■ Assigned task 1
From the forum exchange on stock options, extract the passage starting at "Huey, I recently" and ending at "right of employee.".
■ Assigned task 2
List every label that the diagram instructions in the forum exchange on stock options say to write on the sheet of paper.
── Excerpt provided
Denying something is income or expense simply because cash doesn't change hands on one side or both doesn't wash. If your company gives you a new Mercedes Benz tomorrow, try telling the IRS it isn't income. Funny that Steve Jobs had to report that 90 million dollar jet that Apple gave him as income. According to your rationale, he didn't get any cash, so he must he must not have any income. ...

First, contrary to what you claim as per your examples, no one here is denying that it is income to the recipient. The question is how the company treats the gift. The answer is that it hits cash flow (and earnings) directly only to the extent that it costs them anything. If Apple got the jet for free and then gave it to Jobs, it would not show up on the cash flow at all except possibly for the indirect effects due to taxes. Hopefully the analogy here is clear enough.

Which brings the question to mind again that you and Ron have never answered---Why does the IRS so readily recognize this expense that you and Ron call a phantom expense if it so obviously a phantom expense. I wasn't aware that it was so easy to just make up expenses to the IRS on the company reports.

This has been addressed multiple times (I'm sorry you don't understand). It is a form of corporate welfare; a way to give money to a company and as such I think it should be removed. Note that this is in point of fact the one and only way that stock options effect cash flow and once removed the stock options would have absolutely no effect on cash flow.

Clark



To: hueyone who wrote (14)6/11/2002 10:14:10 AM
From: rkralRead Replies (2) | Respond to of 786
 
A "value flow" diagram for the option exercise.

Huey, I recently sketched the following diagram, and have kept it posted near my computer ever since. For lack of a better term, I call it a "value flow" diagram.

Dang! The SI graphics still isn't working. You'll have to help me out by sketching it for me.

Using a full 8" x 11" sheet of paper:
write "company" at top center,
write "employee" about 2 inches below company,
write "mr market" to the extreme left of employee, and
write "uncle sam" to the extreme right of employee.
────
── Data section
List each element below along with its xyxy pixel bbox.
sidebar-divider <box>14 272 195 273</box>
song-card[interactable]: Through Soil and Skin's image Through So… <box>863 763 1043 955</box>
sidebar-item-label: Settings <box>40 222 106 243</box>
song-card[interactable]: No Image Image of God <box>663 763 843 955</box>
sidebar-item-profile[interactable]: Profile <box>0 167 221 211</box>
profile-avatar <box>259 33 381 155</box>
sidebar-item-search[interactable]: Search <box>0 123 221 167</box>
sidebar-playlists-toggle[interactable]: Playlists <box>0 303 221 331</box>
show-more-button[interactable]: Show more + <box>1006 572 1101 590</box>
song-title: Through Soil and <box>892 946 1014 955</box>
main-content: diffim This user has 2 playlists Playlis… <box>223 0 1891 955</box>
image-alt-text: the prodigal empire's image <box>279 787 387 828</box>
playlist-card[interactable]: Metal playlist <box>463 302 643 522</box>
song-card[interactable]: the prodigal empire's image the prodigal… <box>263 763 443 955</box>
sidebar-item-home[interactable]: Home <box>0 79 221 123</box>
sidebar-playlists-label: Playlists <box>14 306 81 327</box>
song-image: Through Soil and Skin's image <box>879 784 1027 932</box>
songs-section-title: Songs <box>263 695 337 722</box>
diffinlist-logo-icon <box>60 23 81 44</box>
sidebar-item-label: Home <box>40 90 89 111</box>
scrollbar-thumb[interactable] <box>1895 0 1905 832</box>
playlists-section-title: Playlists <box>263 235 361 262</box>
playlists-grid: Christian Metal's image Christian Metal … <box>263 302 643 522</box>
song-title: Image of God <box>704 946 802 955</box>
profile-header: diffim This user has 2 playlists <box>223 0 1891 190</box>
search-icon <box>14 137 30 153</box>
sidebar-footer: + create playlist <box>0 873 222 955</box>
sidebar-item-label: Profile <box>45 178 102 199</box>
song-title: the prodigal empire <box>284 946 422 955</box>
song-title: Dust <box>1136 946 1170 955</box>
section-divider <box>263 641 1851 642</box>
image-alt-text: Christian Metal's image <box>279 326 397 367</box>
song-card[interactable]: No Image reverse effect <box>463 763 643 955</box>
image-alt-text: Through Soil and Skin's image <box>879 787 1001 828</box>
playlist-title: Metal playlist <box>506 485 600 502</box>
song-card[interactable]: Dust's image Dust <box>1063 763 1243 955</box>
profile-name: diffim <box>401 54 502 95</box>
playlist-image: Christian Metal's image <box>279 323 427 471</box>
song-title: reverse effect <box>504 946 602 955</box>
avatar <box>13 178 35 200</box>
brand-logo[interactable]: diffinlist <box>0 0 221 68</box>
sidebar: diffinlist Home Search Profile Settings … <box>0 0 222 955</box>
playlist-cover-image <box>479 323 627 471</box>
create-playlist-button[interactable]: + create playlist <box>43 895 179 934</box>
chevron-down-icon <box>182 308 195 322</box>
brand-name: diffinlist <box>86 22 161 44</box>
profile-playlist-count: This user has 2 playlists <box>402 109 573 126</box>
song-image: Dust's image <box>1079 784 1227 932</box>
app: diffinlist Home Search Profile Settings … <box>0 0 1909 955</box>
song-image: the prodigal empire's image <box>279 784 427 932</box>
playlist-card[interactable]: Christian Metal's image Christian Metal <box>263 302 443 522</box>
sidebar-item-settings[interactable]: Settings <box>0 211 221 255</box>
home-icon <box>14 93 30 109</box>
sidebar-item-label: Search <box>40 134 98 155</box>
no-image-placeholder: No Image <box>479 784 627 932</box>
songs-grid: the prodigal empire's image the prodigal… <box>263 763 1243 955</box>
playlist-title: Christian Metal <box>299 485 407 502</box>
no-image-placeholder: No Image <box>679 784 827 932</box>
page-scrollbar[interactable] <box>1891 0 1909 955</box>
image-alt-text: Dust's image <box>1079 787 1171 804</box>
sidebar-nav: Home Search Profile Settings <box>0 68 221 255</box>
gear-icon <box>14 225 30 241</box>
────
■ Exercise answer 1
Huey, I recently sketched the following diagram, and have kept it posted near my computer ever since. For lack of a better term, I call it a "value flow" diagram.

Dang! The SI graphics still isn't working. You'll have to help me out by sketching it for me.

Using a full 8" x 11" sheet of paper:
write "company" at top center,
write "employee" about 2 inches below company,
write "mr market" to the extreme left of employee, and
write "uncle sam" to the extreme right of employee.

■ Exercise answer 2
company
employee
mr market
uncle sam